--- start of Record set ---
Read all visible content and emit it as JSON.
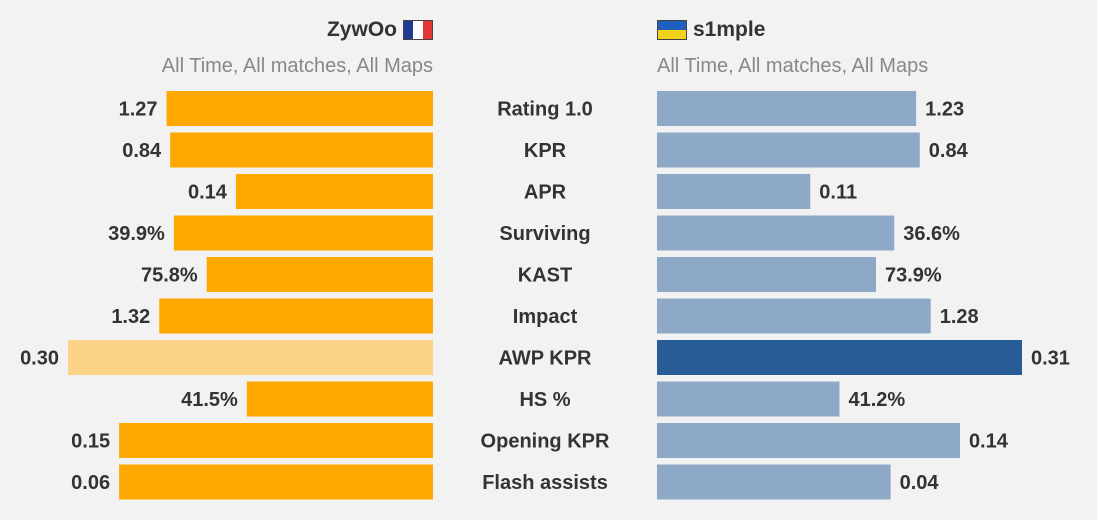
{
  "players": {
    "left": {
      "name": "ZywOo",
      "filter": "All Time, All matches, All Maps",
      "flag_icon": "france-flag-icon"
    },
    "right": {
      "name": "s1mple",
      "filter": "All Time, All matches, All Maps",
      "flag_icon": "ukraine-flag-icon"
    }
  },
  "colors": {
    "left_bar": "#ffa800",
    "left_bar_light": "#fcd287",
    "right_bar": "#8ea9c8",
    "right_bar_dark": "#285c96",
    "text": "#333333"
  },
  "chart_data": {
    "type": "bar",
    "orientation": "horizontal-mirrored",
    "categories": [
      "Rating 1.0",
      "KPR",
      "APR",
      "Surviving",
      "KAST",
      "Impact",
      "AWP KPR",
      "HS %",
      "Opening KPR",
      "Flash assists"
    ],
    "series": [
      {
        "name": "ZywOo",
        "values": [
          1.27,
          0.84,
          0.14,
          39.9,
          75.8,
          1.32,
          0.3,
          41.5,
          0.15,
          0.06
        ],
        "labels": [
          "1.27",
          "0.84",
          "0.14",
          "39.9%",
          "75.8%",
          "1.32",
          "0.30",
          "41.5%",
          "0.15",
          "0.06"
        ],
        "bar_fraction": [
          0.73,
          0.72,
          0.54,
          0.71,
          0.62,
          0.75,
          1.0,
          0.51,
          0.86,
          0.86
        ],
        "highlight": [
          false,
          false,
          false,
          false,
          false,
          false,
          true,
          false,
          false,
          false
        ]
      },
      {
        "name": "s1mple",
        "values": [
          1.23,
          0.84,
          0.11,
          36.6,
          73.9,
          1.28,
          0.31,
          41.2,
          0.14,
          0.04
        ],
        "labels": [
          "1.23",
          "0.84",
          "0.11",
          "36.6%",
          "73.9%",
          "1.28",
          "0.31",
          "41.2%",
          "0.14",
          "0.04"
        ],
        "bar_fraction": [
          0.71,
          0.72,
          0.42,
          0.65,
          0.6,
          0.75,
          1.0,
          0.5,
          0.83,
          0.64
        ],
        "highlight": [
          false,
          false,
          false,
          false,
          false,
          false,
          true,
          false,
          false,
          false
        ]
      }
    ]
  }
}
--- end of Record set ---
§ Your goal
Report how many lines hold the string "icon", giving the number and nothing else.

§ Response to this task
2